STATED TASK — Go through the lines below. Copy those with "SEGURIDAD".

ROWS —
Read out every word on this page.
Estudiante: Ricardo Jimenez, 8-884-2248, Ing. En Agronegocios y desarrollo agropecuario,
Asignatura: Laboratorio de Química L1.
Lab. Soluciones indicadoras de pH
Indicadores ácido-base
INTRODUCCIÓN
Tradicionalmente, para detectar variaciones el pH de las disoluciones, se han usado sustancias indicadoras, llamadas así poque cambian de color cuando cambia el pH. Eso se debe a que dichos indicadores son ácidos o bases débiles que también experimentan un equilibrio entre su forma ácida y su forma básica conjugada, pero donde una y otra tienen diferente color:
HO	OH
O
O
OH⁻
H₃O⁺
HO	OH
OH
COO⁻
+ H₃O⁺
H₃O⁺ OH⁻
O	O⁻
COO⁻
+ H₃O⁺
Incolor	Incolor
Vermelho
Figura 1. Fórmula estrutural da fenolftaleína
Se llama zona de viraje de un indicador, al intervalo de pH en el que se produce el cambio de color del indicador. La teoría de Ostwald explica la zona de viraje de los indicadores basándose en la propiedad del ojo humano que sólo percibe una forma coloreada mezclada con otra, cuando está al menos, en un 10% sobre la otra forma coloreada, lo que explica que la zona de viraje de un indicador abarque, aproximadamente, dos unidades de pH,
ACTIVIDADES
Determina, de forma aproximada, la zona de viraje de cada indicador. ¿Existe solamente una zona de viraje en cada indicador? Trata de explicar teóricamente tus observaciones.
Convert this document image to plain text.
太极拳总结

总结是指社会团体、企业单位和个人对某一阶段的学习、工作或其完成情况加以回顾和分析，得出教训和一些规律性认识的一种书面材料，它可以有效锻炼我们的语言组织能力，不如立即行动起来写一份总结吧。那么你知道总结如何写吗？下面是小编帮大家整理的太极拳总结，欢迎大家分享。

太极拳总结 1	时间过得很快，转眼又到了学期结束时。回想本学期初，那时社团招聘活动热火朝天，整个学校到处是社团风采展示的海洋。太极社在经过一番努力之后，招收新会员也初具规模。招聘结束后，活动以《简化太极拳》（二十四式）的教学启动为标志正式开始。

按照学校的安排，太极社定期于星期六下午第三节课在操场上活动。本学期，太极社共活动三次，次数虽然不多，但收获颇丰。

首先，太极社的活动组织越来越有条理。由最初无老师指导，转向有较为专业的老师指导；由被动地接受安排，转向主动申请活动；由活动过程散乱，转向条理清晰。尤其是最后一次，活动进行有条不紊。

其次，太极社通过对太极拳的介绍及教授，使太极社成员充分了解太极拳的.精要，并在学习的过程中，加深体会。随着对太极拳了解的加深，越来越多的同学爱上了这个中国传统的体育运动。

==

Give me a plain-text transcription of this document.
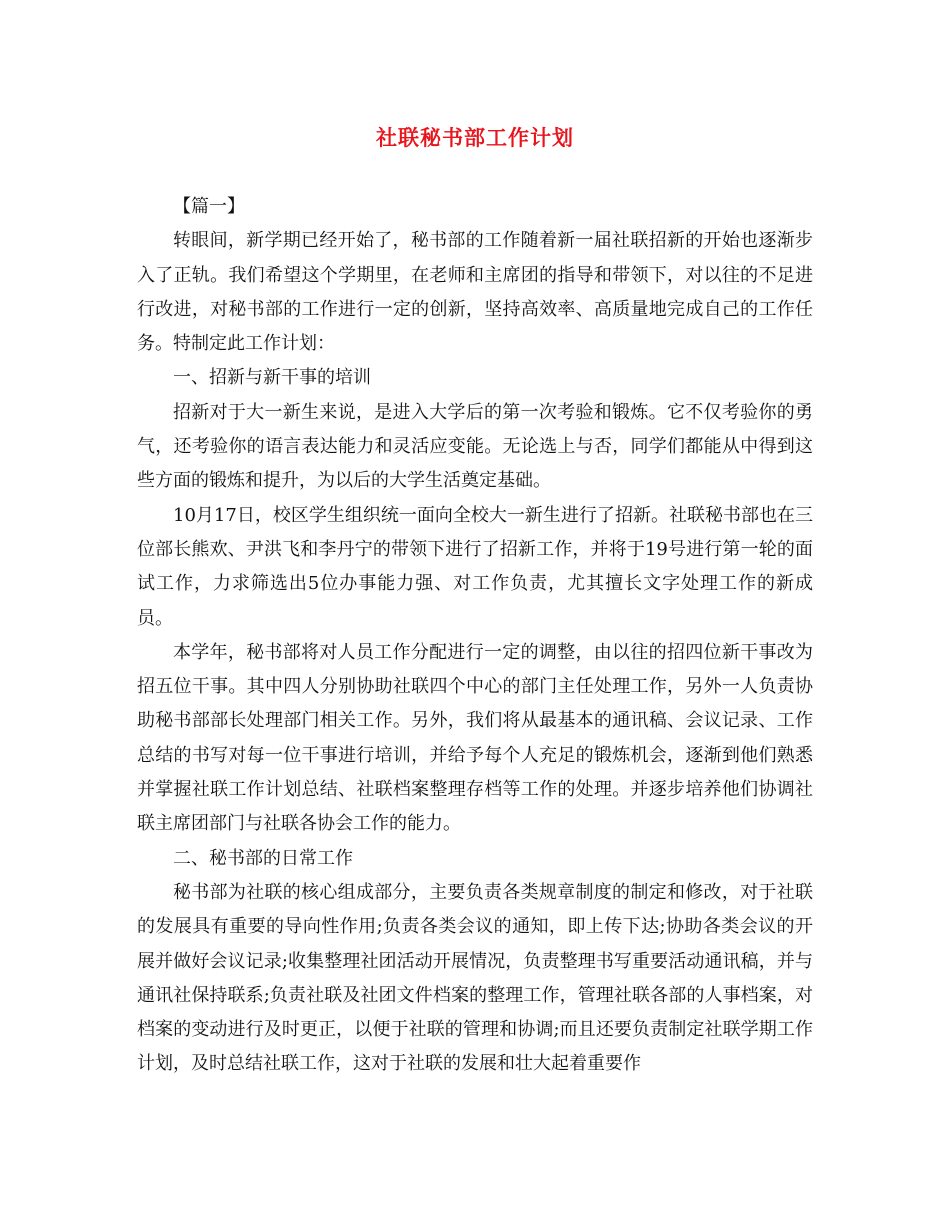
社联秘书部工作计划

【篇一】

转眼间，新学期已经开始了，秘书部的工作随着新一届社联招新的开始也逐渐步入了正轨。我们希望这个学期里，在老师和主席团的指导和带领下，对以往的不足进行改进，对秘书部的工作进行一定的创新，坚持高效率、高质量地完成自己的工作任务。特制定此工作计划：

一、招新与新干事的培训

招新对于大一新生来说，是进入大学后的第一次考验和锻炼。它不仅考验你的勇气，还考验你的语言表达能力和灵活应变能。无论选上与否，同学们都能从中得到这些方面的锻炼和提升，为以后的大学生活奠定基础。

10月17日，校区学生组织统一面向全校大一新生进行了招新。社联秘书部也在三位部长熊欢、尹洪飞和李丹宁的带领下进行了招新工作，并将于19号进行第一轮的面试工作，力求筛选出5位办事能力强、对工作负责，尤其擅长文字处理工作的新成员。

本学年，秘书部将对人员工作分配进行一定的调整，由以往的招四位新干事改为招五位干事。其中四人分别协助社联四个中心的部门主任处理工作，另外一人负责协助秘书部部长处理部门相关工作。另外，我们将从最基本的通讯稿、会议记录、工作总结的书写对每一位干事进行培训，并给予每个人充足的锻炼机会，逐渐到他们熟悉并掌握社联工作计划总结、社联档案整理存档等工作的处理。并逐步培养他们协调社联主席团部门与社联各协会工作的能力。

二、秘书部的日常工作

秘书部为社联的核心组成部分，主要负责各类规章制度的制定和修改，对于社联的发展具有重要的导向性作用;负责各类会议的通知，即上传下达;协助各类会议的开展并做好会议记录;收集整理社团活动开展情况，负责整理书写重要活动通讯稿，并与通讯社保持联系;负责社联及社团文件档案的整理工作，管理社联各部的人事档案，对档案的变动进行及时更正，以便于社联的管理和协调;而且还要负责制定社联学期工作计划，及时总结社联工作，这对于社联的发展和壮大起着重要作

--

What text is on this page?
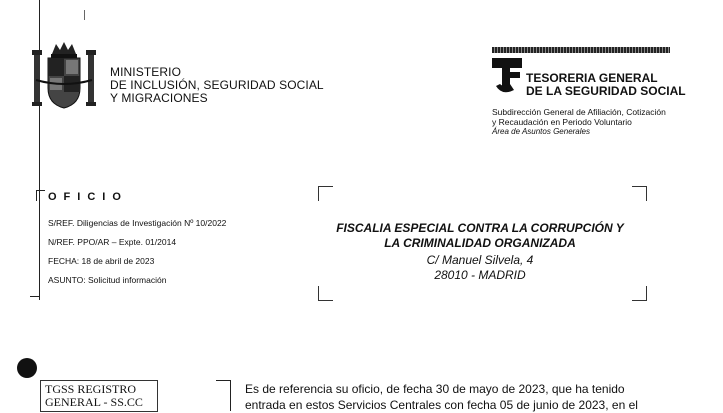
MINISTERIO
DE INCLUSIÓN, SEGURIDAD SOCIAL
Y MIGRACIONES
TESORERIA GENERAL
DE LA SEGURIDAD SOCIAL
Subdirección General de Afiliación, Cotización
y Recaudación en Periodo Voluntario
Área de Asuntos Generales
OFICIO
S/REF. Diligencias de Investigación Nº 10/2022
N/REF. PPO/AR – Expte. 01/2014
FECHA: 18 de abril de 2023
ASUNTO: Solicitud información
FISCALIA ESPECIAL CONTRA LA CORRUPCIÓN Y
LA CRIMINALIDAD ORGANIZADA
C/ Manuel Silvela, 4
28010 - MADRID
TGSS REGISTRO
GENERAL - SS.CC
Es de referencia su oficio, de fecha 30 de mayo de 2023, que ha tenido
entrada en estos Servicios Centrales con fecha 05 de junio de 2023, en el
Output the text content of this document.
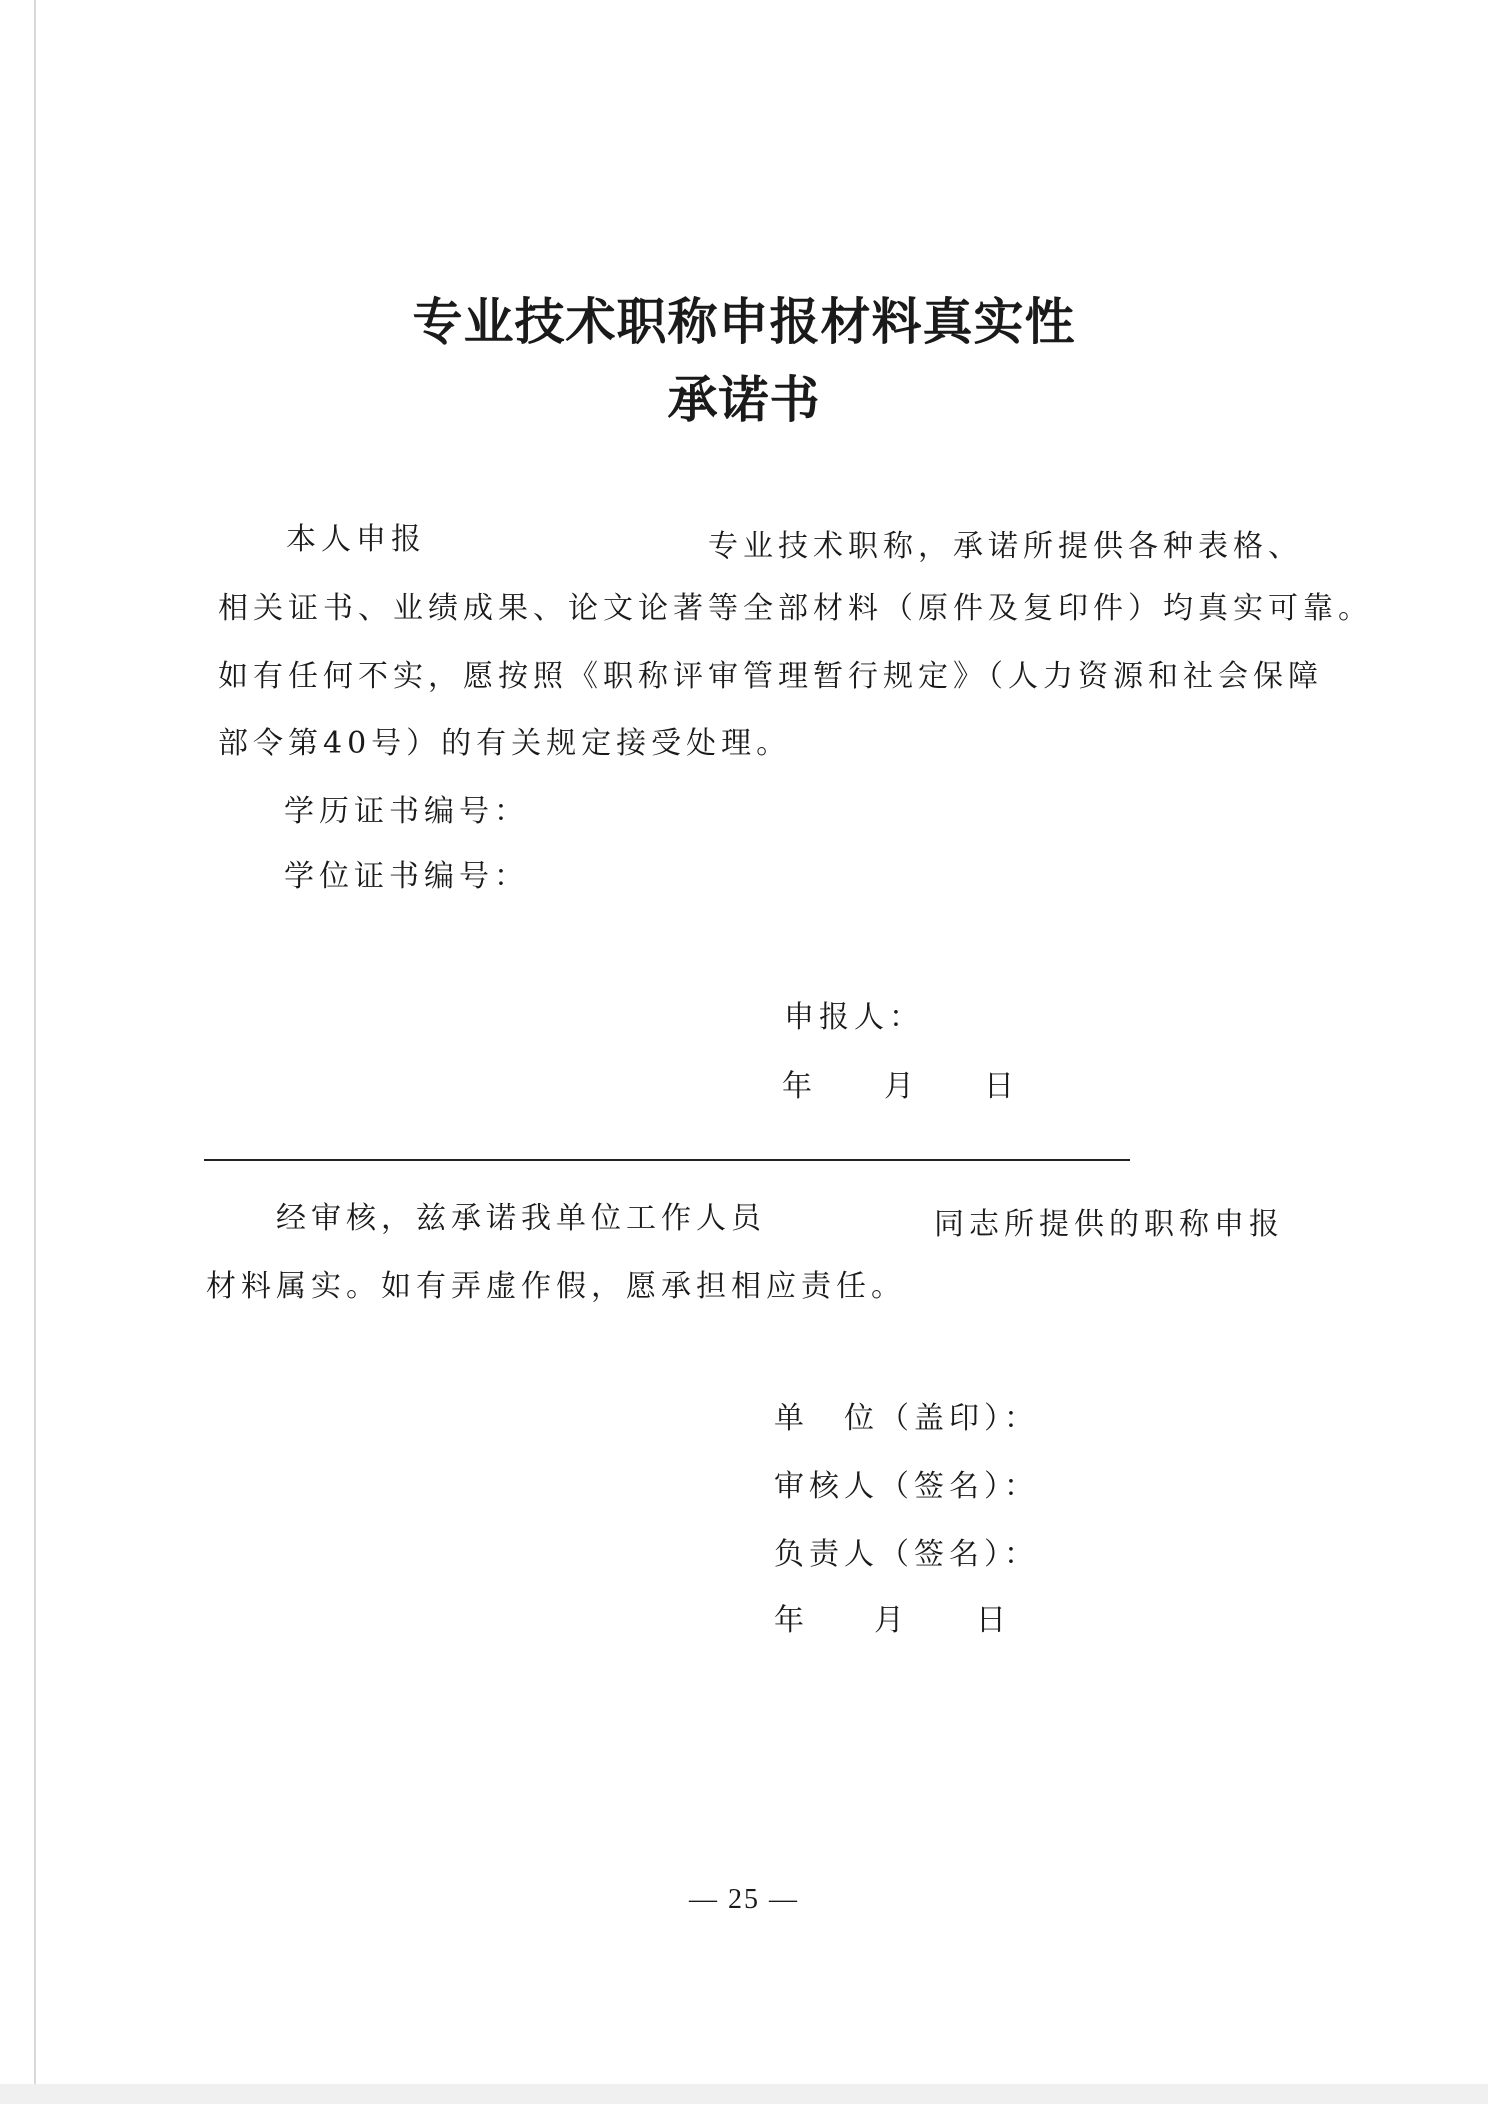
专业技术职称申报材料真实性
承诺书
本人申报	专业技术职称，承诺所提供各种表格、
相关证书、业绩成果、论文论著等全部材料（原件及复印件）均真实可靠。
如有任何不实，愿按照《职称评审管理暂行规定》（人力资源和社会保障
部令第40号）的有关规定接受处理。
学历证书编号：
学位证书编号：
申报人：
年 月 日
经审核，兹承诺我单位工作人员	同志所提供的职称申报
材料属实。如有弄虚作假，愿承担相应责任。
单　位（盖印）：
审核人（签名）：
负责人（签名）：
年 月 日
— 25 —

SOLUTION FOR THIS TASK —
DE INCLUSIÓN, SEGURIDAD SOCIAL
DE LA SEGURIDAD SOCIAL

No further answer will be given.